_PROBLEM_. Among the following entries, count the lines that contain "title" and report only the result.

>>>

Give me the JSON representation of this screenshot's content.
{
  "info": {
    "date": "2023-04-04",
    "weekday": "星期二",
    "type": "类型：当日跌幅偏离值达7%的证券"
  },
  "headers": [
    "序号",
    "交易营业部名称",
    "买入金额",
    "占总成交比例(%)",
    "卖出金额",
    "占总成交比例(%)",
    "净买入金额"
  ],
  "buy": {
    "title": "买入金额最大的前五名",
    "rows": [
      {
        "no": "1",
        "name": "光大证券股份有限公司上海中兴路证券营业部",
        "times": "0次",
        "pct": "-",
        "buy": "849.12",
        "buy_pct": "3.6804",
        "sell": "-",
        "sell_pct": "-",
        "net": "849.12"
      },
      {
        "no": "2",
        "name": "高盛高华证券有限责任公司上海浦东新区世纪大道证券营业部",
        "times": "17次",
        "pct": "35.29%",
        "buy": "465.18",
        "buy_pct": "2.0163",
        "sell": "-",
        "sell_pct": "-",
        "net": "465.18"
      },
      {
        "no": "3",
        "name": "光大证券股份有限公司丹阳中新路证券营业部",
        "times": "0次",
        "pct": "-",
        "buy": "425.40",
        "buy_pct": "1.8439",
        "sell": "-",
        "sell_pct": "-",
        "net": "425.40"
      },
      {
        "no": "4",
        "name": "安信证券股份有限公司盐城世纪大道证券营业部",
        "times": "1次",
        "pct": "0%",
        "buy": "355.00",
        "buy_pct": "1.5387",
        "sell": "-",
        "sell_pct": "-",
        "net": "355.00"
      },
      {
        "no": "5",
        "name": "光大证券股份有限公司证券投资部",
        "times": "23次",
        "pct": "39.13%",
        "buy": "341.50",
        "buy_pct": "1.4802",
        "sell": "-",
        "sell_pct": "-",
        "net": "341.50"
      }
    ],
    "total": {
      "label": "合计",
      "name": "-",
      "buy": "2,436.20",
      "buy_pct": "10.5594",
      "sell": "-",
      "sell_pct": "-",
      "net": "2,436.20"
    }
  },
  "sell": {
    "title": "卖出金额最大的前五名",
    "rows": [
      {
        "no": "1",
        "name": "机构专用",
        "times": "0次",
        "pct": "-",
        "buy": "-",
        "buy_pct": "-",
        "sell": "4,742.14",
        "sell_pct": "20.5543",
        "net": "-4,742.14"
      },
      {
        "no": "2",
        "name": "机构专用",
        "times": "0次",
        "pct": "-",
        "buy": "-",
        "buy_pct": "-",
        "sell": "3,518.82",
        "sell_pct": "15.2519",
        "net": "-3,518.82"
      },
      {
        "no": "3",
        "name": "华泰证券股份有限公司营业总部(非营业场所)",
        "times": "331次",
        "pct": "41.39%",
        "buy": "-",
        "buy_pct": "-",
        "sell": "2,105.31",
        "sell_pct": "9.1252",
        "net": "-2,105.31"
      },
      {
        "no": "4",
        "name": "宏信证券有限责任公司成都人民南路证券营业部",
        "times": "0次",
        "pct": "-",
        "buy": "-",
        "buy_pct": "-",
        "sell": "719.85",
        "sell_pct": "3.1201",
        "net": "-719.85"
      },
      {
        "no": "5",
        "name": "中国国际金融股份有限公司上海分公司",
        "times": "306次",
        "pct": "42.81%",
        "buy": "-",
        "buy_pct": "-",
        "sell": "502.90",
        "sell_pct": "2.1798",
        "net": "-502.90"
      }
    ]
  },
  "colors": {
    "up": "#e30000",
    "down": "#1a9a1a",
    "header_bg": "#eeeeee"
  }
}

<<<

_COMPLETED EXERCISE_. 2